- _Exercise details_
Give the number of lines in the listing that hold the word "value". Write nothing but that number.

[Data excerpts]
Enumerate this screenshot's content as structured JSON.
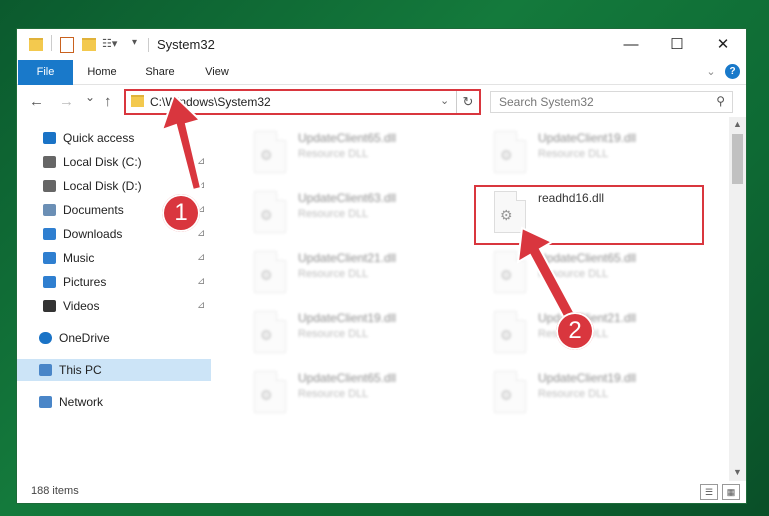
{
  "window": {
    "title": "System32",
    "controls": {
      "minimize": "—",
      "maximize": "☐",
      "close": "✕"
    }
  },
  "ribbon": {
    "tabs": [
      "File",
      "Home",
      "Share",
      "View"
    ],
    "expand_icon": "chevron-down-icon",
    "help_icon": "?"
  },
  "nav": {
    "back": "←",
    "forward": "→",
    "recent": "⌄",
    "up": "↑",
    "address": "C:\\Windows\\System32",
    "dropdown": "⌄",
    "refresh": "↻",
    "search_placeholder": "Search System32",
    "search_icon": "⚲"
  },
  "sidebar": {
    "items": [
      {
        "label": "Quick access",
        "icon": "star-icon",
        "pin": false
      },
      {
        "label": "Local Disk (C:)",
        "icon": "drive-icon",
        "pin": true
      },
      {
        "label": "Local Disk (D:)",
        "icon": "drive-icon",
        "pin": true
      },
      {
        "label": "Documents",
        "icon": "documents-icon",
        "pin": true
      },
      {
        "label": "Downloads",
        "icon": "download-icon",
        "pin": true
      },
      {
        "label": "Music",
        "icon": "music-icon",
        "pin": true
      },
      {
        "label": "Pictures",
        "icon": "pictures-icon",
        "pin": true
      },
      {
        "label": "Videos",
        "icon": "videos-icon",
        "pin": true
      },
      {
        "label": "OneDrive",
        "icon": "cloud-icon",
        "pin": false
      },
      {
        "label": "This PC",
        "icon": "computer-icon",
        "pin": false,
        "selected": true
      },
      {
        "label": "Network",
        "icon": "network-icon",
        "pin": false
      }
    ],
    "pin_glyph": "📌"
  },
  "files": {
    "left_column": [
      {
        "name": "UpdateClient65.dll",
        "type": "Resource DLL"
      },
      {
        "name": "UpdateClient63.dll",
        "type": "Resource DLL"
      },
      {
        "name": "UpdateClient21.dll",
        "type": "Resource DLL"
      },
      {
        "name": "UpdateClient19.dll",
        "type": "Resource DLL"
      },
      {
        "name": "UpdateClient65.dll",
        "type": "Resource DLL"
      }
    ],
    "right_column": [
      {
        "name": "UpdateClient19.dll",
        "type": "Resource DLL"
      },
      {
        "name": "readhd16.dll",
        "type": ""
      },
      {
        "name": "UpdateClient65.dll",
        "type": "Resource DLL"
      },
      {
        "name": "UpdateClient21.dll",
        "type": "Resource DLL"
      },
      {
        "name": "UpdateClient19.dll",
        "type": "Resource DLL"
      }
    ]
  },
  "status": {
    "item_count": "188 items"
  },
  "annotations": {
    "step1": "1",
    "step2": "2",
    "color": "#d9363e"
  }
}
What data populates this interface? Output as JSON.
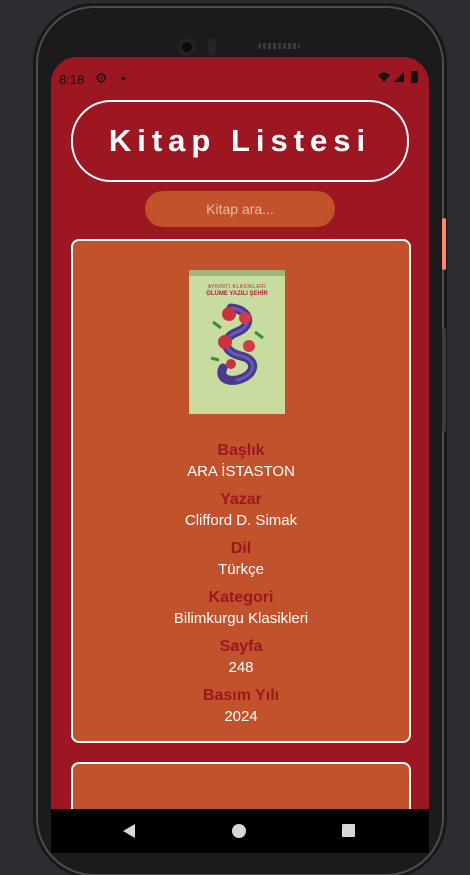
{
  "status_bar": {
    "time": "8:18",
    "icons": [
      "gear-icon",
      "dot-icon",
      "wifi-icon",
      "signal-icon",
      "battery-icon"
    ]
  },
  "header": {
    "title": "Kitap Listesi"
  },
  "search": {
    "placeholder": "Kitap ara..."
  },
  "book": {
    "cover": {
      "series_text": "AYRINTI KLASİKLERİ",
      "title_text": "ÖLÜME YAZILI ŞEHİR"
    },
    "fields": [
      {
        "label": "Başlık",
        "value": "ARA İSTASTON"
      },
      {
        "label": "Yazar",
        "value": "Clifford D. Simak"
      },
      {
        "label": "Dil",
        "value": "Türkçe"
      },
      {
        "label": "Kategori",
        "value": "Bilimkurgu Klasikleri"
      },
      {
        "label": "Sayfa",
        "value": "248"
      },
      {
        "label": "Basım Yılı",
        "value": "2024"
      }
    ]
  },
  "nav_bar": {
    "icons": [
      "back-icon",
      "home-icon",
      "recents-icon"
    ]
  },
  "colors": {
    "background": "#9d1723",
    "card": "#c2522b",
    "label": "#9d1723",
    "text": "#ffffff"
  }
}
* * *
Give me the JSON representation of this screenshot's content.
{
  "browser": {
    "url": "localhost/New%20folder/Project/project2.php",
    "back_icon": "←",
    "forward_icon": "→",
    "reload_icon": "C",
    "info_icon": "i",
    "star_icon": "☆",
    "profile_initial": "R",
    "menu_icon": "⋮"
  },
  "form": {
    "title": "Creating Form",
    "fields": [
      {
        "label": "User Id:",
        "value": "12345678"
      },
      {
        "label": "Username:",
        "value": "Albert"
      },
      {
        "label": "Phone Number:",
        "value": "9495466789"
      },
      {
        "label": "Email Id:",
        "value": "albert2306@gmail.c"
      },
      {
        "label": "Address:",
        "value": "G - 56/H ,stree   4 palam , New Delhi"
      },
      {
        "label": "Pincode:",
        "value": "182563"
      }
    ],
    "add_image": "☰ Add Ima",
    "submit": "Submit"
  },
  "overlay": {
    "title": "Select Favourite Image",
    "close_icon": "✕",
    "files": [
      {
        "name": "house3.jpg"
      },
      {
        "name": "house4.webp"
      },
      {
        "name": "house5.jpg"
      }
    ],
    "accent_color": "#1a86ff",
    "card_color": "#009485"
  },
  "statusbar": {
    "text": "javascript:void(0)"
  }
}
---
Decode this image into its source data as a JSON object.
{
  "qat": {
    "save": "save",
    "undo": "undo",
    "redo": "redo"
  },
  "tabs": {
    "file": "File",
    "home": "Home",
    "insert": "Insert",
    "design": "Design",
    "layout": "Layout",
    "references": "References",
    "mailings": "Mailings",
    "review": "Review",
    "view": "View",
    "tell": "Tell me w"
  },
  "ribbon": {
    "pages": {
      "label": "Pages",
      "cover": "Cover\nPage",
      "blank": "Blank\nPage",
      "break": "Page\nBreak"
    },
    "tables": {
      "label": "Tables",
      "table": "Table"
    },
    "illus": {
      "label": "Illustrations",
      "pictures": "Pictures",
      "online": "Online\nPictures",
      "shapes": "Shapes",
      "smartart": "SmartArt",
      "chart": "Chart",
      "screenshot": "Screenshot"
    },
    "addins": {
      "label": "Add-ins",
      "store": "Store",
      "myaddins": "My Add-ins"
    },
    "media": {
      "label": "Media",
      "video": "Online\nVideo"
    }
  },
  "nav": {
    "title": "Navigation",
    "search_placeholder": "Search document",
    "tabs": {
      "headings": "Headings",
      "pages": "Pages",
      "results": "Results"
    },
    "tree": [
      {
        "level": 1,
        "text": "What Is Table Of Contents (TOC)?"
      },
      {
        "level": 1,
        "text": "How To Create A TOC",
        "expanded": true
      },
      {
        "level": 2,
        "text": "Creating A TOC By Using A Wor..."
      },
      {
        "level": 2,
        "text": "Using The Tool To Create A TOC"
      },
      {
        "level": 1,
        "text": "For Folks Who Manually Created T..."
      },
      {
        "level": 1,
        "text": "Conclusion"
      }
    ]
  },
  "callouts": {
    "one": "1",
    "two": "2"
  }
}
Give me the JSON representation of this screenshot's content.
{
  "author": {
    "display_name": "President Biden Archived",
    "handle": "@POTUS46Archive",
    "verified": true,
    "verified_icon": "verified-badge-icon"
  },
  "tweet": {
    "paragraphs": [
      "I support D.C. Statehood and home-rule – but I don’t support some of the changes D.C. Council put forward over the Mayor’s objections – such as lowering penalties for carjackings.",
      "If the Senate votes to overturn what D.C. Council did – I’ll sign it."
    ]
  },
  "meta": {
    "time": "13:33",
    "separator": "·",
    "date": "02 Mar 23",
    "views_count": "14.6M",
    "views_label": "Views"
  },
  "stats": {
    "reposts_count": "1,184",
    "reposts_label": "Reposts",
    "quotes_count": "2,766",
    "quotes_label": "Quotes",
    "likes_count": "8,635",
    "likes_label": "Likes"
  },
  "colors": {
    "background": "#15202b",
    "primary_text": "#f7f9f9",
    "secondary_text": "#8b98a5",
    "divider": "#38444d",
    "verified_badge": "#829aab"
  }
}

- _Written response_
12